[Records excerpted from a collection]
::::::::

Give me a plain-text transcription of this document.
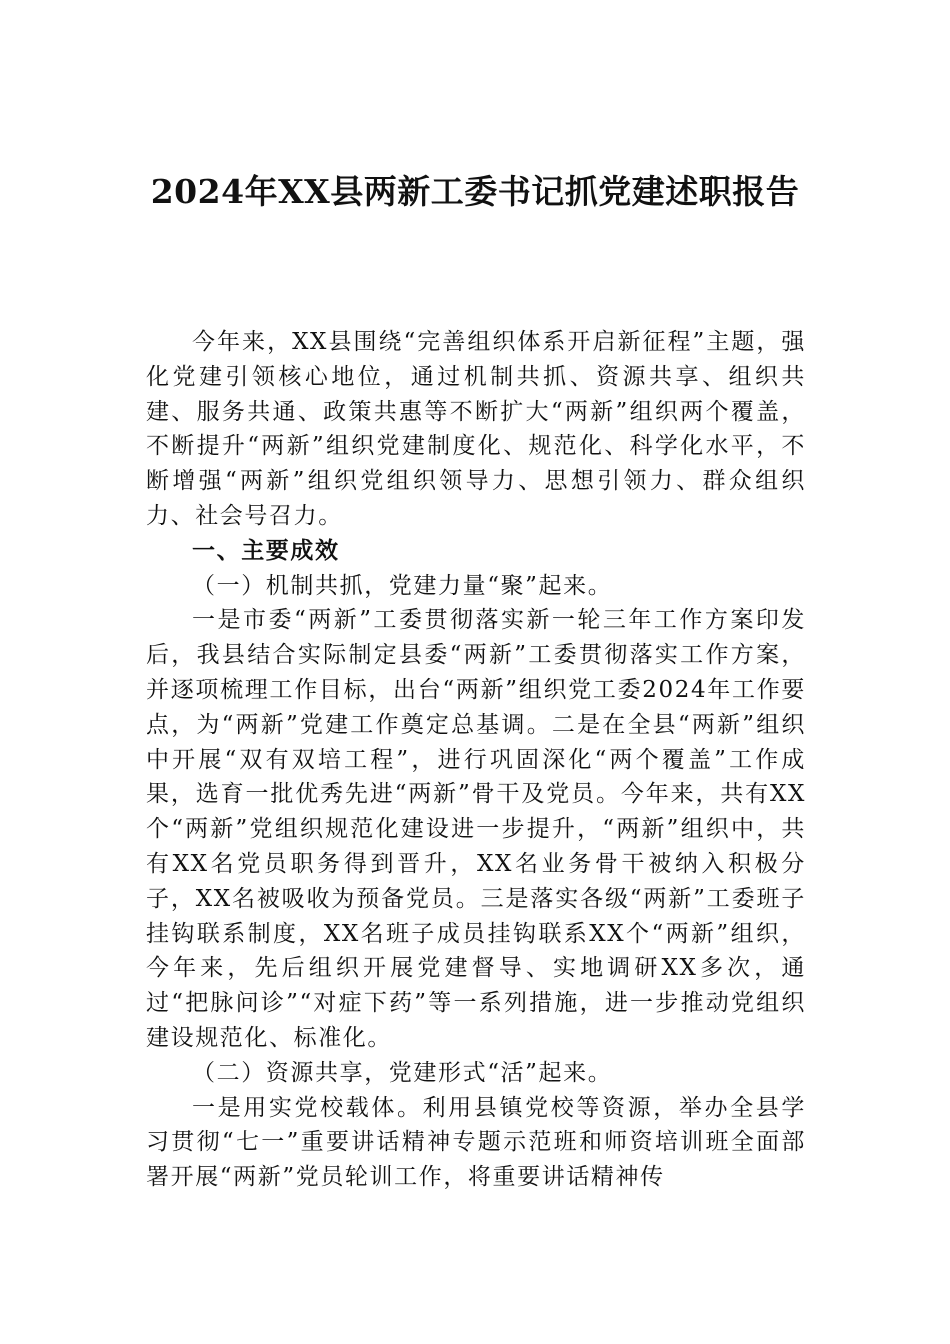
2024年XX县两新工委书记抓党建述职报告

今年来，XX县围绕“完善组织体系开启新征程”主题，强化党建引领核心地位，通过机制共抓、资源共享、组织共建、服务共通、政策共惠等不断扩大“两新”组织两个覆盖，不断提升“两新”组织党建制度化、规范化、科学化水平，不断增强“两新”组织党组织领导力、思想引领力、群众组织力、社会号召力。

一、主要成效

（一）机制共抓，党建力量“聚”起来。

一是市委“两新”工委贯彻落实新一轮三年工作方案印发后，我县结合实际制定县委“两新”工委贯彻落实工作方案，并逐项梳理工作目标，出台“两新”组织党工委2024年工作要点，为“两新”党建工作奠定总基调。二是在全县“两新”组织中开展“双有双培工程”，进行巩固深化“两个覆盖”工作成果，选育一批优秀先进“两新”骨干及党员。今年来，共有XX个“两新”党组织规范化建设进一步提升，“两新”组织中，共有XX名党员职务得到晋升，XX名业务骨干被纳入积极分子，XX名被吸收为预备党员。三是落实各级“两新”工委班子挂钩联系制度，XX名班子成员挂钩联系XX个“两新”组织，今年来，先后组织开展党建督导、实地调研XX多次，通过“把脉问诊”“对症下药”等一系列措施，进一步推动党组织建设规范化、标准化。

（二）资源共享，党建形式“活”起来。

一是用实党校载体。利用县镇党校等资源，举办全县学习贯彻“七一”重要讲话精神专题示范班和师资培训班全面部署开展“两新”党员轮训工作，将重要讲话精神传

::::::::

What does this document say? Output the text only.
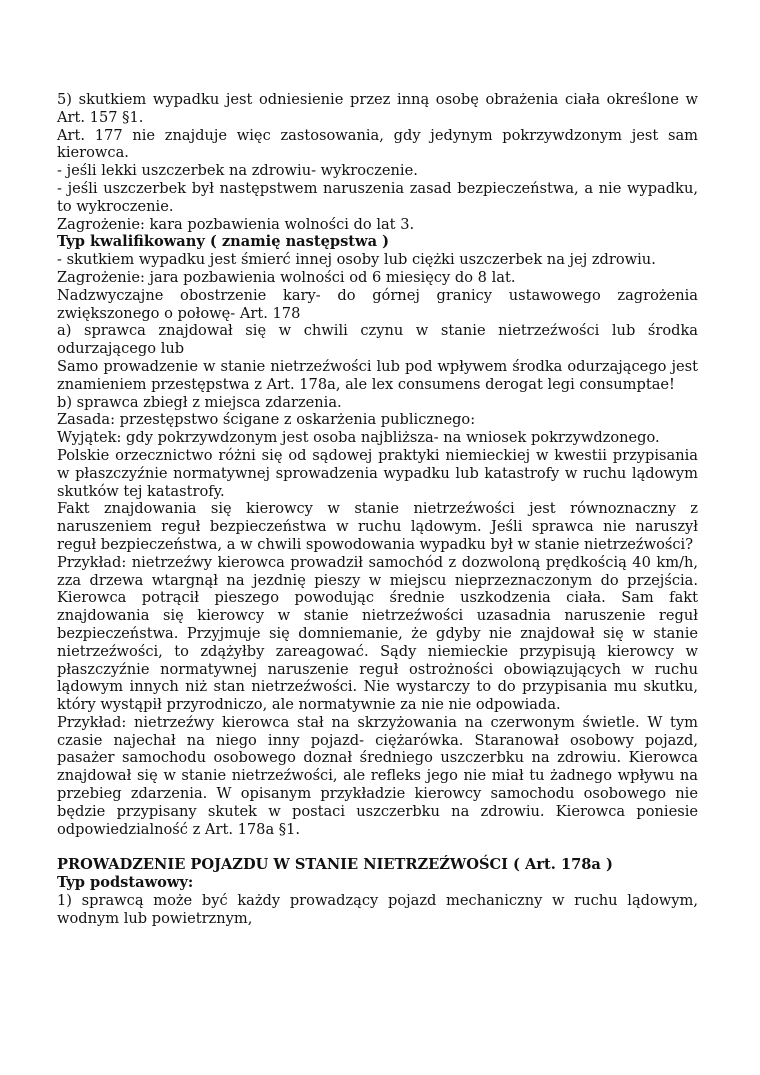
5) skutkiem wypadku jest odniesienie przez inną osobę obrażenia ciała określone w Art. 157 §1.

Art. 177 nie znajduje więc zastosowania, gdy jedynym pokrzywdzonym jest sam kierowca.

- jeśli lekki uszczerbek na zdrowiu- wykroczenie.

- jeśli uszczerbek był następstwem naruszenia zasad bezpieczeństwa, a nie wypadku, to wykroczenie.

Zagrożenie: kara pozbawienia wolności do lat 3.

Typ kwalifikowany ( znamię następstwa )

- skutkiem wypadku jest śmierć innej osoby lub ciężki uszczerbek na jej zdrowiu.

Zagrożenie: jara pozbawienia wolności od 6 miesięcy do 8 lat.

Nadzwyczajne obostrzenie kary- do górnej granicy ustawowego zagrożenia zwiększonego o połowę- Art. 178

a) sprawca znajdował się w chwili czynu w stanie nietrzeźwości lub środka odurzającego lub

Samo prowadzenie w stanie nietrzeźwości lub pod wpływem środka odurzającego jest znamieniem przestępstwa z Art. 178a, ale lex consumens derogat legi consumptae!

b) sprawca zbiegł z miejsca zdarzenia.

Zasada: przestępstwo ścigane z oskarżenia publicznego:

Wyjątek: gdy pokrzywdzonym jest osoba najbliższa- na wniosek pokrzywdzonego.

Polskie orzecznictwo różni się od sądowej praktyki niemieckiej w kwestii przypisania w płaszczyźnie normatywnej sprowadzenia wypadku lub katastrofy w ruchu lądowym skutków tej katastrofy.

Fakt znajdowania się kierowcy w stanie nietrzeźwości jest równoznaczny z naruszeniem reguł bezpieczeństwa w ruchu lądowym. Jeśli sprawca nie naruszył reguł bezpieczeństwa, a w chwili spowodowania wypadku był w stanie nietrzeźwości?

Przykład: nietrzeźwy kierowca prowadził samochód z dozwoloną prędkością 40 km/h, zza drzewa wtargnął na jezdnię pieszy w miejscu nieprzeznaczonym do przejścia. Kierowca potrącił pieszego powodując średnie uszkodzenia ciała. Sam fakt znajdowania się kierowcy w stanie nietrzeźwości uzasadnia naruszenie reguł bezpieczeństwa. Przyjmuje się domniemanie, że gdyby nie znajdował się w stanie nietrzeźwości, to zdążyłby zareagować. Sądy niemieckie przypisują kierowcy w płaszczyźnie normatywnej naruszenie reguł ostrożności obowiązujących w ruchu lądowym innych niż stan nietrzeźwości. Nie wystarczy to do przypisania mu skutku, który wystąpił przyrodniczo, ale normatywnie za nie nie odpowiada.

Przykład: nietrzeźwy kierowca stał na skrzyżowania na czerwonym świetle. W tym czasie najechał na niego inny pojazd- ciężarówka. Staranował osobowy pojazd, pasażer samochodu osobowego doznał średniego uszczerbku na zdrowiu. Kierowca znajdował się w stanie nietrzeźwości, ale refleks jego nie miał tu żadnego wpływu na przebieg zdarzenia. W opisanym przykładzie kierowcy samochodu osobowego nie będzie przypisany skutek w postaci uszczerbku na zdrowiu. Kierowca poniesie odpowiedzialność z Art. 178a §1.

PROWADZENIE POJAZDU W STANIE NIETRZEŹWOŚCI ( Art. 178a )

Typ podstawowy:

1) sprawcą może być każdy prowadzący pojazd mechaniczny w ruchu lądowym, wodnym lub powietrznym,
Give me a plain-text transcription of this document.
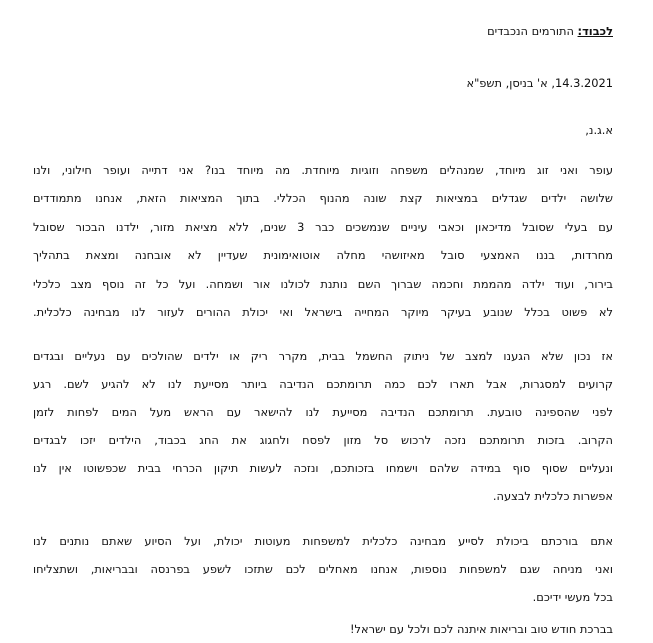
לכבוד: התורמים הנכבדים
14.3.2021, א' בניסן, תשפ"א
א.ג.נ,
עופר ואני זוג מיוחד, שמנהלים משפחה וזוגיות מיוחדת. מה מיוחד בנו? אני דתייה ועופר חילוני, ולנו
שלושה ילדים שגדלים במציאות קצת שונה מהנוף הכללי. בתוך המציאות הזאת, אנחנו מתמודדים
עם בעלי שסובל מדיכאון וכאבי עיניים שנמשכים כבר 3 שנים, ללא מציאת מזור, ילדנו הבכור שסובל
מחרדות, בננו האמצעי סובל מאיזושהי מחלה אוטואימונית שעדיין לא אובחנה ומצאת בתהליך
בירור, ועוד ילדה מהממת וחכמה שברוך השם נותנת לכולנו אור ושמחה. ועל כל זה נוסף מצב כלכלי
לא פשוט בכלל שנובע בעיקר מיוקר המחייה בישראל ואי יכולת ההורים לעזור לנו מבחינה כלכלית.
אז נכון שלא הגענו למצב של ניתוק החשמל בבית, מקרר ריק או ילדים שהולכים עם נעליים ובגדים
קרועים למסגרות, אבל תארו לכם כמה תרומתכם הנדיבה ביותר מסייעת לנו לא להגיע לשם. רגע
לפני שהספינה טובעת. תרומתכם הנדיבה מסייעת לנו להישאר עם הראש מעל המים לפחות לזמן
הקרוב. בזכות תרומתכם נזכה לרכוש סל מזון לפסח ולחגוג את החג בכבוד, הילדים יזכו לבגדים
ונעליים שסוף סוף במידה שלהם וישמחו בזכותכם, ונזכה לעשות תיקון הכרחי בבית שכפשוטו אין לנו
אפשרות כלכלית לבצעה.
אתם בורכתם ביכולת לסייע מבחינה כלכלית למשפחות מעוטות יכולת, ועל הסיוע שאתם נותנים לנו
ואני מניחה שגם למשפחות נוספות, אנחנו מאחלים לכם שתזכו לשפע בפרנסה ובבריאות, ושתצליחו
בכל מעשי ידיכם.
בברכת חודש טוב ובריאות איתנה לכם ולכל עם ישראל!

::::::::

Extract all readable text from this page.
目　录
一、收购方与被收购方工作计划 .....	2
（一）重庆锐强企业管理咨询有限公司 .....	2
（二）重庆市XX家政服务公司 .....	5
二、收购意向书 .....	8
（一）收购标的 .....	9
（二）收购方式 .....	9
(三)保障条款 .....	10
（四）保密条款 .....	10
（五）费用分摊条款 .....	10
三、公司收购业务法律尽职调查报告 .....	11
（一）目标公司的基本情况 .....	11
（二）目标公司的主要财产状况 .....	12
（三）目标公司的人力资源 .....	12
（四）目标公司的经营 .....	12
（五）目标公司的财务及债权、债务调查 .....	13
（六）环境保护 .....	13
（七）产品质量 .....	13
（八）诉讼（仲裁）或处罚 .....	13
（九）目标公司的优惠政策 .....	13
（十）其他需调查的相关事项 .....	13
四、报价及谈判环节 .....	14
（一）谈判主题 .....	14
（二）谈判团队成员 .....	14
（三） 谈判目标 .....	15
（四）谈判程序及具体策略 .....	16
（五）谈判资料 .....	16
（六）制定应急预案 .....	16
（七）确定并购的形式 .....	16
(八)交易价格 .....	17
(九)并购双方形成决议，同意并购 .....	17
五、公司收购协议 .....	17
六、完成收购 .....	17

::::::::

> Instructions to follow
Using the listing, copy every line where the word "text" shows up.

> Task result
Give me a plain-text transcription of this document.
What does this document say? Output the text only.
Give me a plain-text transcription of this document.
Extract all readable text from this page.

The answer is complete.